▸ PROBLEM A
Say whether each statement agrees with the speed prediction text, answering yes or no and quoting the deciding words of that text: (i) median segment speed within a rolling 15 minute window is given as an example of aggregated statistics; (ii) the first layer of the model is trained using two-dimensional convolutional features; (iii) a passing lane may have slower travel speeds than a non-passing lane.
▸ PROBLEM B
From the speed prediction text, list every named item that has a reference number after it, together with that number.
▸ PROBLEM C
Carry on the speed prediction text from the point where it stops.

═════ TEXT SECTION

In an example, outlier features may be identified and removed from the ground truth data 252. For example, time series data of locational information for a segment across a period of time may be aggregated to create aggregated statistics, such as median segment speed within a rolling 15 minute window. The aggregated statistics can be used to identify outlier data/features to exclude from the ground truth data 252. In another example, if there is less than a threshold number of speed values for a segment within the spatial context 238, then additional speed values may be imputed for inclusion within the spatial context 238 to use within the ground truth data 252 until there is the threshold number of speed values for the segment. Thus, additional data may be imputed for situations where there is spare data.
At 106, the formatted features and the ground truth data 252, may be input into the model 254 for generating the speed prediction 258 for the prediction segment 232. In particular, the machine learning functionality 256 of the model 254 may be trained on the ground truth data 252 and the formatted features to calculate and output the speed prediction 258. In an example of training the model 254, certain segments may have a single lane, while other segments may have multiple lanes. If a segment has multiple lanes, then certain lanes may have different traffic speed characteristics than other lanes (e.g., a passing lane may have faster travel speeds than a non-passing lane). In this way, the model 254 may be trained with different features for different lanes so that the model 254 can learn how traffic speed can be lane dependent.
In an example of training the model 254, a first layer of the model 254 may be trained using one-dimensional convolutional features that differ along a segment. The one-dimensional convolutional features may be processed by the first layer of the model 254 to learn spatial patterns that can change along the segment. A second layer of the model 254 may be trained using two-dimensional convolutional features that differ along a segment. The two-dimensional convolutional features may be processed by the second layer of the model 254 to learn spatiotemporal patterns that can change along the segment. In this way, the model 254 may be trained based upon various features and the ground truth data 252 to output the speed prediction 258 for the prediction segment. The speed prediction 258 may be for a near-future time (e.g., a current travel speed prediction) or a future time (e.g., a travel speed prediction for 20 minutes in the future).

══════════
═════ EXTRACTED MATERIAL

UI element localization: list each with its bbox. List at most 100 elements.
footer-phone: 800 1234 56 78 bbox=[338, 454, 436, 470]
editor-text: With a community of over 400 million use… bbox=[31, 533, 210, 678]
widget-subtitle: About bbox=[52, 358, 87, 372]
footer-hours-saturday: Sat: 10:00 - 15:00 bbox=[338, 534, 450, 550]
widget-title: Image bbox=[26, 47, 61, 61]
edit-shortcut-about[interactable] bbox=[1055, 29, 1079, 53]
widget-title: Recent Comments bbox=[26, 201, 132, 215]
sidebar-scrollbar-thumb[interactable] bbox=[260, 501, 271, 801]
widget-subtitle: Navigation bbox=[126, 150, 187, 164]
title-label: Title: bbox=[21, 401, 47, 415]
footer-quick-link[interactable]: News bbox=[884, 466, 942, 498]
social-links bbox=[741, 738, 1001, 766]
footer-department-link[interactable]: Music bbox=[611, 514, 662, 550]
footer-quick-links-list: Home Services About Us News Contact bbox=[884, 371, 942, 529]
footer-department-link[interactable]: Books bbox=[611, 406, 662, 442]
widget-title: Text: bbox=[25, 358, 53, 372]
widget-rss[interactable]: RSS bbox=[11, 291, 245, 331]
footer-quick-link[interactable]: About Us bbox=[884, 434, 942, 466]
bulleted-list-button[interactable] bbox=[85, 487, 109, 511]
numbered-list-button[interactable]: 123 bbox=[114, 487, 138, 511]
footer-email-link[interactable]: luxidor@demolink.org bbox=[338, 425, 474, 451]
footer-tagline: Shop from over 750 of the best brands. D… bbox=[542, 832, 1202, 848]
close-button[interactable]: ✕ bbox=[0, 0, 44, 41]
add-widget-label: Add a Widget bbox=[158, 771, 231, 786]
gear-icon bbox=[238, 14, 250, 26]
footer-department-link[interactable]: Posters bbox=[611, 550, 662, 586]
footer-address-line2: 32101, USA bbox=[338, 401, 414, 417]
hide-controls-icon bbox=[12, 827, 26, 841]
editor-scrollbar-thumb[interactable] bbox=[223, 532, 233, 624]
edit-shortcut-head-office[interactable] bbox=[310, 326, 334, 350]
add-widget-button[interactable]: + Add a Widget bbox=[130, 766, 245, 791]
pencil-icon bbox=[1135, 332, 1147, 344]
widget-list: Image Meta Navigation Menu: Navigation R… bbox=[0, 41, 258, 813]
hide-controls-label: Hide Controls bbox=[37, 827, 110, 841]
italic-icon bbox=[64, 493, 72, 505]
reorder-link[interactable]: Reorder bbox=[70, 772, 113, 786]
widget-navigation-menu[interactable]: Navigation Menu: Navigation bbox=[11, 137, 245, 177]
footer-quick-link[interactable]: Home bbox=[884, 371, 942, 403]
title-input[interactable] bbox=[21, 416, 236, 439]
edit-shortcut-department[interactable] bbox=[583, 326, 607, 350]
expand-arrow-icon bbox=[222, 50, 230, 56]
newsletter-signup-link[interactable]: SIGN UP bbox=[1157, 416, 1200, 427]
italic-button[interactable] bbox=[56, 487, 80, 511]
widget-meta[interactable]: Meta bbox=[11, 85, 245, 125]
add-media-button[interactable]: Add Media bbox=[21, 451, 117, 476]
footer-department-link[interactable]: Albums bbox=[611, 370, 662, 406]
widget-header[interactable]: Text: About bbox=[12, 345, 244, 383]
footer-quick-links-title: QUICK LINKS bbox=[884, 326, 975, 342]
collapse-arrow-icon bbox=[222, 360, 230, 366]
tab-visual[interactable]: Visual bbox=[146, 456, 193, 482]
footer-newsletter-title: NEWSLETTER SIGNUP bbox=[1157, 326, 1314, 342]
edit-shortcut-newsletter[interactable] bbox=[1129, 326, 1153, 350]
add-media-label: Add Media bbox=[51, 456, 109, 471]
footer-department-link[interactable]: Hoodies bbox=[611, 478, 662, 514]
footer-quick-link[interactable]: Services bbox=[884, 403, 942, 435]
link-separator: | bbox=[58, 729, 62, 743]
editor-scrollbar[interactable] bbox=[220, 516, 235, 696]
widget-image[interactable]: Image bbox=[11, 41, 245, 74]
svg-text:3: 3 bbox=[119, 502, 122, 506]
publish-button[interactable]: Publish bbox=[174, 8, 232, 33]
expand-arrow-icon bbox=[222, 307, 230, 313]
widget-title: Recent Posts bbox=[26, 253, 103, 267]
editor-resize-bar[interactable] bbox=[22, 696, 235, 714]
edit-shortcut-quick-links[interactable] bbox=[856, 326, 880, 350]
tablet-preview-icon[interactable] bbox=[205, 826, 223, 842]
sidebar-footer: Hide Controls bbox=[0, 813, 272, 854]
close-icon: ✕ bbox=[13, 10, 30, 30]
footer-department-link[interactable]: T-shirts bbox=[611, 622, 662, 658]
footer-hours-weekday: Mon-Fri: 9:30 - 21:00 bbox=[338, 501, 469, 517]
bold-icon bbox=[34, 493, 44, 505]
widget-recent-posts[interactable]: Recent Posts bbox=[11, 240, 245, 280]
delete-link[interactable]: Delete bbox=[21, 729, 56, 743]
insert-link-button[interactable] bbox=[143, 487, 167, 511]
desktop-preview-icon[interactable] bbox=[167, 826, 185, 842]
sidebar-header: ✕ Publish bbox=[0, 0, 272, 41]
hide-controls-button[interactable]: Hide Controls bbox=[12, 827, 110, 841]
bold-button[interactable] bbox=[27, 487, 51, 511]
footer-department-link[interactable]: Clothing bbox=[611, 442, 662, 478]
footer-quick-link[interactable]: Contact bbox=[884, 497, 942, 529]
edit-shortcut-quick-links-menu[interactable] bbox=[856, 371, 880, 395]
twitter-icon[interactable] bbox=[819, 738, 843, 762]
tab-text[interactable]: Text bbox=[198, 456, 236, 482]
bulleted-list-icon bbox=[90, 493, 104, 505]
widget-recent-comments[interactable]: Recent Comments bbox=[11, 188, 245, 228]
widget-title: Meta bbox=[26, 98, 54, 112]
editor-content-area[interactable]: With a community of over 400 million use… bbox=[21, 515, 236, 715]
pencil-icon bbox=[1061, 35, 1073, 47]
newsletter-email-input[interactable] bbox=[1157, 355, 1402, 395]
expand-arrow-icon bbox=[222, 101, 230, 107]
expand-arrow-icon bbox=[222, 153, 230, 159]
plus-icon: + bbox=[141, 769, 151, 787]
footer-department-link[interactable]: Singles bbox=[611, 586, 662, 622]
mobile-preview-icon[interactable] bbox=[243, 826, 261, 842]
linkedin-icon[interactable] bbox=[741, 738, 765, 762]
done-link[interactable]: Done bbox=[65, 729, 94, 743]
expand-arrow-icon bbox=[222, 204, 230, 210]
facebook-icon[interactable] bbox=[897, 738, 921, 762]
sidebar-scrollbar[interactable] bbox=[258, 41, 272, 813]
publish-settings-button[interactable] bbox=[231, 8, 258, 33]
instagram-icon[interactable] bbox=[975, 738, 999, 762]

══════════

▸ TASK OUTPUT A
(i) Yes: "such as median segment speed within a rolling 15 minute window"
(ii) No: "a first layer of the model 254 may be trained using one-dimensional convolutional features"
(iii) No: "a passing lane may have faster travel speeds than a non-passing lane"

▸ TASK OUTPUT B
ground truth data 252
spatial context 238
model 254
speed prediction 258
prediction segment 232
machine learning functionality 256

▸ TASK OUTPUT C
At 108, travel data, such as an estimated time of arrival and/or a route, may be generated based upon the speed prediction 258 and displayed on a display of a device, such as a mobile device, a vehicle computer, etc., which is further illustrated by the example system 300 of FIG. 3 and the example system 400 of FIG. 4. FIG. 3 illustrates an example of the system 300 where a speed prediction component 302 generates speed prediction data 304 using a model. The speed prediction data 304 may be used to generate travel data 306, such as a suggested route from a home location to a coffee shop based upon the speed prediction data 304 indicating that the suggested route will be a fastest route. The travel data 306 is transmitted by the speed prediction component 302 over a network to a client device 308 for display 310. FIG. 4 illustrates an example of the system 400 where a speed prediction component 402 generates speed prediction data 404 using a model. The speed prediction data 404 may be used to generate travel data 406, such as an estimated time of arrival to a destination location based upon the speed prediction data 404 being indicative of speeds that will be traveled by a vehicle or person. The travel data 406 is transmitted by the speed prediction component 402 over a network to a client device 408 for display 410.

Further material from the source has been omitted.